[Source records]
"""

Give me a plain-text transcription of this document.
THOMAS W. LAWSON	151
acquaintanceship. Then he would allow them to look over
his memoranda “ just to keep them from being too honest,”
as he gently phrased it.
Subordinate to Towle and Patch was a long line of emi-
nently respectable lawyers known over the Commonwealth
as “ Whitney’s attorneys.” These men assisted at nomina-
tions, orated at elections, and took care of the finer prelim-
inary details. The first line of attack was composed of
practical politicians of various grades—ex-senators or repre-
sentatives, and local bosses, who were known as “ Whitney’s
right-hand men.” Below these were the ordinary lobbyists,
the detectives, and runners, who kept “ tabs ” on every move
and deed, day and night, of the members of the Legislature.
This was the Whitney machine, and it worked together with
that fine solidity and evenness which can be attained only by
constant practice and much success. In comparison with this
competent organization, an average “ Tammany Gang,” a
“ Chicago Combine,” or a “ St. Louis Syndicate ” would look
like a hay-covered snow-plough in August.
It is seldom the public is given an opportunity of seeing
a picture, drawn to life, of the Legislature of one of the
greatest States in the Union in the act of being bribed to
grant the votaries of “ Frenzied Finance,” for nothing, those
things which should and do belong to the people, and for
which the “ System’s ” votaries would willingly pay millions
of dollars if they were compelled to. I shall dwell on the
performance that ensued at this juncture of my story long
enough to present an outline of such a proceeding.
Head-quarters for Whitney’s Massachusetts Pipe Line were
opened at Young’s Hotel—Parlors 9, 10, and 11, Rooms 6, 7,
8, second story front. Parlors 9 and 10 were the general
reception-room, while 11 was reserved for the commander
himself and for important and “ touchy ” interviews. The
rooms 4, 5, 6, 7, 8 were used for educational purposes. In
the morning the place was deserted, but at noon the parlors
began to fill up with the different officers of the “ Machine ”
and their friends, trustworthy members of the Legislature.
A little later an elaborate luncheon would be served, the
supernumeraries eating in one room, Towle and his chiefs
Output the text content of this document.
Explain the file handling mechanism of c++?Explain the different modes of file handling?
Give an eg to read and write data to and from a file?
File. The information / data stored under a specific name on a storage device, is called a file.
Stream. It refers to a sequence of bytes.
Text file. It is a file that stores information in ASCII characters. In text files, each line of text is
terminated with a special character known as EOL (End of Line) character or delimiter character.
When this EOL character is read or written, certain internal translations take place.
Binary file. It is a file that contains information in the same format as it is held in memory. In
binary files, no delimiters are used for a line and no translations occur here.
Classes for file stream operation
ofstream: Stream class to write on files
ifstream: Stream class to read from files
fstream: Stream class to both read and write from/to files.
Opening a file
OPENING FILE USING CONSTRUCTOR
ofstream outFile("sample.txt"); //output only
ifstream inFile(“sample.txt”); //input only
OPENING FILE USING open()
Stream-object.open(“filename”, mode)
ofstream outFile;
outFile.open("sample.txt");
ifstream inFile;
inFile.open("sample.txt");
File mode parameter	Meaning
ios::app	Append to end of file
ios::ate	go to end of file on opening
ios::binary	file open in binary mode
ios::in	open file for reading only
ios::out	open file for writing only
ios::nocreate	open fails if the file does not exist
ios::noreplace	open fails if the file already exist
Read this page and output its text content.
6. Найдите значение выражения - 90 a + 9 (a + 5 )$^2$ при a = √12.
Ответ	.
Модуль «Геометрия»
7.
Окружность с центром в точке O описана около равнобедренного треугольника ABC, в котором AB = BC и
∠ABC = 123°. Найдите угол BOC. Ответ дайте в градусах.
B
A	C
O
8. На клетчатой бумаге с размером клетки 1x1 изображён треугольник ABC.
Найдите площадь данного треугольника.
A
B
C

"""

### EXERCISE GOAL
The required answer is a single number: the count of lines in the entries that hold the string "ifstream".

### THE RESULT
3